**Material provided**.
⁂

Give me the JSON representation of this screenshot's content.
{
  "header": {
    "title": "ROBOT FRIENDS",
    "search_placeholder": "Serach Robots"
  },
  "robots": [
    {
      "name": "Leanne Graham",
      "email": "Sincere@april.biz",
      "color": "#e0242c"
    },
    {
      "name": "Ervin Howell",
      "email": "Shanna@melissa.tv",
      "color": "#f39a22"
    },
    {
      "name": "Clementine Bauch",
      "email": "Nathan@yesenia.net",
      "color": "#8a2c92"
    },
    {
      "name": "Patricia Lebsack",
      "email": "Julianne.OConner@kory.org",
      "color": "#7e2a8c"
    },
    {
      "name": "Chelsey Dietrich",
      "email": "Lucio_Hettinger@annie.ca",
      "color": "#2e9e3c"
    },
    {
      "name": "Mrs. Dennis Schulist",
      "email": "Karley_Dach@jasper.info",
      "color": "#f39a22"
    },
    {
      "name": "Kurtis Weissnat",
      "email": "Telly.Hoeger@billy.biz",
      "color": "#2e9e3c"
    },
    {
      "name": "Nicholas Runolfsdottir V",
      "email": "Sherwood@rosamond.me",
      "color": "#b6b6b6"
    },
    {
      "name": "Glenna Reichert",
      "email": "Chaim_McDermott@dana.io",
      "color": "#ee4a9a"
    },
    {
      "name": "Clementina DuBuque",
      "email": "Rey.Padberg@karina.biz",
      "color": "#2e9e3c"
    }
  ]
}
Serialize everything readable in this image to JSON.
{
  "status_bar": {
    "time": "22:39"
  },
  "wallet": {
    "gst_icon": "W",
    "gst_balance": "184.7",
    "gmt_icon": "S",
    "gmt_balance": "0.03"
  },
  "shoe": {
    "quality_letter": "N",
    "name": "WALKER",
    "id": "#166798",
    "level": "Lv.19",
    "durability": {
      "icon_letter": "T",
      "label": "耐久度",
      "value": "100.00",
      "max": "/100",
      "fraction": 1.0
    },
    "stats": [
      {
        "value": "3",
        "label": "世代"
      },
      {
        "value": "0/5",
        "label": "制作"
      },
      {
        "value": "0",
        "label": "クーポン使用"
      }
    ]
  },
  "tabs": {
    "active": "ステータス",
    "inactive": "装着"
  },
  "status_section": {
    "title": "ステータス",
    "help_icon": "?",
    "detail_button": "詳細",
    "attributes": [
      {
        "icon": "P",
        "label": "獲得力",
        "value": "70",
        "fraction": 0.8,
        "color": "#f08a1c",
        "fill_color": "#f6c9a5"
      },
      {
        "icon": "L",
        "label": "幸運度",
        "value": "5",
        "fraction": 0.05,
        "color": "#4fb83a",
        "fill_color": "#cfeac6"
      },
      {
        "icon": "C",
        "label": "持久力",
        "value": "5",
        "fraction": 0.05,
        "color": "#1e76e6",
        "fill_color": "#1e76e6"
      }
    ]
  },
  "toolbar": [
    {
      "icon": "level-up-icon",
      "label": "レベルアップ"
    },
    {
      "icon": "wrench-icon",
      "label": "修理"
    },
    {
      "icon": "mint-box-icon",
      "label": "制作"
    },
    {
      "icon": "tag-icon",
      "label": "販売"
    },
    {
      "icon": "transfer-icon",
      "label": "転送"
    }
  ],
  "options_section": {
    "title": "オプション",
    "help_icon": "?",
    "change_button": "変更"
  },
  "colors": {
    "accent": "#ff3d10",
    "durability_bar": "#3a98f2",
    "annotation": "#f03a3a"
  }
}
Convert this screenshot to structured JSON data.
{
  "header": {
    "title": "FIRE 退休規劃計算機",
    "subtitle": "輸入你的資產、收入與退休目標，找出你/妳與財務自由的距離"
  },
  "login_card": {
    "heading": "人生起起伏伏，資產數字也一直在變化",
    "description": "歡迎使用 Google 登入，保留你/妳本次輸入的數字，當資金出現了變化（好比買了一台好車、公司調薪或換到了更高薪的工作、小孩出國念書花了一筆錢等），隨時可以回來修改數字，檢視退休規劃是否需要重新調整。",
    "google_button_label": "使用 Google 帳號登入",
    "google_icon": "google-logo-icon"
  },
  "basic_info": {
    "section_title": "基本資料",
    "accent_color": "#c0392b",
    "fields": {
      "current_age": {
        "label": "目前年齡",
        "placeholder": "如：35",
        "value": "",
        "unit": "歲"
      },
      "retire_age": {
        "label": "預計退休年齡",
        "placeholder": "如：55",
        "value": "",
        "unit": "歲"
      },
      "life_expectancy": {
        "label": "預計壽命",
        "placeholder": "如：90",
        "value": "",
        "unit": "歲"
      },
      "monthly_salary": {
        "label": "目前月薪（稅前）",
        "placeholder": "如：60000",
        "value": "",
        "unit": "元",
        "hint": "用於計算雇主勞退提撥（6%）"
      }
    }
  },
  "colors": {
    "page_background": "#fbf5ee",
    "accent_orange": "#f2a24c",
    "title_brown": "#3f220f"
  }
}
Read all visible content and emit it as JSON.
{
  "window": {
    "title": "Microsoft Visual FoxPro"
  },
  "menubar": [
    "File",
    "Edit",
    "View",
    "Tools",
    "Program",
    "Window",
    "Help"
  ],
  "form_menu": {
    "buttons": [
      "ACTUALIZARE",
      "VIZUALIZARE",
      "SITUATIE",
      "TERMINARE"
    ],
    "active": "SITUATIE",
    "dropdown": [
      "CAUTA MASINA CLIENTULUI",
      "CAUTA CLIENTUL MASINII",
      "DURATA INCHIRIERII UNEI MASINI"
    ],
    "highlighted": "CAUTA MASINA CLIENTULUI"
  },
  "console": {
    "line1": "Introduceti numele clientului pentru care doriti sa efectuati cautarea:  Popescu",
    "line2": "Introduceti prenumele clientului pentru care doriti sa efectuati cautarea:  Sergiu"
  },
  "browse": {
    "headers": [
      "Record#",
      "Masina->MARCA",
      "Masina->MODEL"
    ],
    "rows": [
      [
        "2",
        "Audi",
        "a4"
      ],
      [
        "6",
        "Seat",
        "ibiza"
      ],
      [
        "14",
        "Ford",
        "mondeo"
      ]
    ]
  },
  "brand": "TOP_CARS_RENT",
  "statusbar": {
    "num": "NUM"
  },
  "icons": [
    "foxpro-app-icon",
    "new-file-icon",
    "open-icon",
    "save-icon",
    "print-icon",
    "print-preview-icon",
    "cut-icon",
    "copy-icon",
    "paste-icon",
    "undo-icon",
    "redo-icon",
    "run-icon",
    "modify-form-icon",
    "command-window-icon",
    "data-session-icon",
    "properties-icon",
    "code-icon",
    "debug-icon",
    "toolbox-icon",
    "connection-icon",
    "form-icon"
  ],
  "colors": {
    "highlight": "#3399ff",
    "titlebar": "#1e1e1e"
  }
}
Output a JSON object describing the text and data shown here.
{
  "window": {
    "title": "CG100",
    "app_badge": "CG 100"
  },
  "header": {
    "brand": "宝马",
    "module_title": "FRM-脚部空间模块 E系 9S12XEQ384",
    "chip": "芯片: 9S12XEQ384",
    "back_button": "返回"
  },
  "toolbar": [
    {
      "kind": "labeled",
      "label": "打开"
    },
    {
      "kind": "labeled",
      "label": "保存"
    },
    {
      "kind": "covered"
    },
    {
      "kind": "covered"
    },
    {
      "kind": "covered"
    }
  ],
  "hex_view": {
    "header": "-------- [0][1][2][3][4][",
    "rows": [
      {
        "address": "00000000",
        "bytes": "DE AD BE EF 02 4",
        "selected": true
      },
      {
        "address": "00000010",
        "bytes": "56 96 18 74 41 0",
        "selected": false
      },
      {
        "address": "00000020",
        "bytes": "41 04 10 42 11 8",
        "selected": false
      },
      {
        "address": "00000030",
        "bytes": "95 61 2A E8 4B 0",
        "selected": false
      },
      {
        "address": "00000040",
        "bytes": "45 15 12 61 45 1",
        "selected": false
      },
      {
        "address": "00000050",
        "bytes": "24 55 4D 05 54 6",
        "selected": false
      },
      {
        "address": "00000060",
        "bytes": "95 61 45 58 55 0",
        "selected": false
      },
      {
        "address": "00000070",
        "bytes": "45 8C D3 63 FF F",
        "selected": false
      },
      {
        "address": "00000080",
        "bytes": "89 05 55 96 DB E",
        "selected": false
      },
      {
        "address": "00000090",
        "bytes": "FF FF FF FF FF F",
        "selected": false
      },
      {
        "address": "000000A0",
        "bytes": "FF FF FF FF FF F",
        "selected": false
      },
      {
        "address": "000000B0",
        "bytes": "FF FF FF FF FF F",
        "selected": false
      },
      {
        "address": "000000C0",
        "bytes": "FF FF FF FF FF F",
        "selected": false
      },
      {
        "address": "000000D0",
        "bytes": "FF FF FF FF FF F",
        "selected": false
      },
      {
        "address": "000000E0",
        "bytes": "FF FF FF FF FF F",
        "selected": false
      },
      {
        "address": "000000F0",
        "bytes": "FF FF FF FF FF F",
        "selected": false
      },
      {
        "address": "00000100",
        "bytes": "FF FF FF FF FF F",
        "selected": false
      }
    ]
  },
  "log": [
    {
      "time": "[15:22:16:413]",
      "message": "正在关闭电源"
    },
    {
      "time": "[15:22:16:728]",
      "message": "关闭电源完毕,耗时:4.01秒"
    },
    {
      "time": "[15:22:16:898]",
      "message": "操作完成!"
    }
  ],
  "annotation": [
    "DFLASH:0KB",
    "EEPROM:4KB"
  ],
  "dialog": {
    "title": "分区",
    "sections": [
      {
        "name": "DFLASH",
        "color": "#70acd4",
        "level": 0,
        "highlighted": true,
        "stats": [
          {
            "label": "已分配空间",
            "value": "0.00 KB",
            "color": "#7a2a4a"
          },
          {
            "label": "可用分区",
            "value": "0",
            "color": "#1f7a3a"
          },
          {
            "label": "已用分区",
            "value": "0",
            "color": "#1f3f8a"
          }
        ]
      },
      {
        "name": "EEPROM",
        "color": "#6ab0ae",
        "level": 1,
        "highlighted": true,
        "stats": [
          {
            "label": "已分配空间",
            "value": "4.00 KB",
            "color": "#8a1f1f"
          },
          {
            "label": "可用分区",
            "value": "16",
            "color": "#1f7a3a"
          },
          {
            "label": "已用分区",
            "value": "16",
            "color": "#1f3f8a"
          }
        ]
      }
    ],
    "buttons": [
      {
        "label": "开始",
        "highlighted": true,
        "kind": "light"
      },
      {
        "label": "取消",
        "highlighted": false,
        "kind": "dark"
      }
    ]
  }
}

⁂

Find every line above that contains the word "email", and return each one.

      "email": "Sincere@april.biz",
      "email": "Shanna@melissa.tv",
      "email": "Nathan@yesenia.net",
      "email": "Julianne.OConner@kory.org",
      "email": "Lucio_Hettinger@annie.ca",
      "email": "Karley_Dach@jasper.info",
      "email": "Telly.Hoeger@billy.biz",
      "email": "Sherwood@rosamond.me",
      "email": "Chaim_McDermott@dana.io",
      "email": "Rey.Padberg@karina.biz",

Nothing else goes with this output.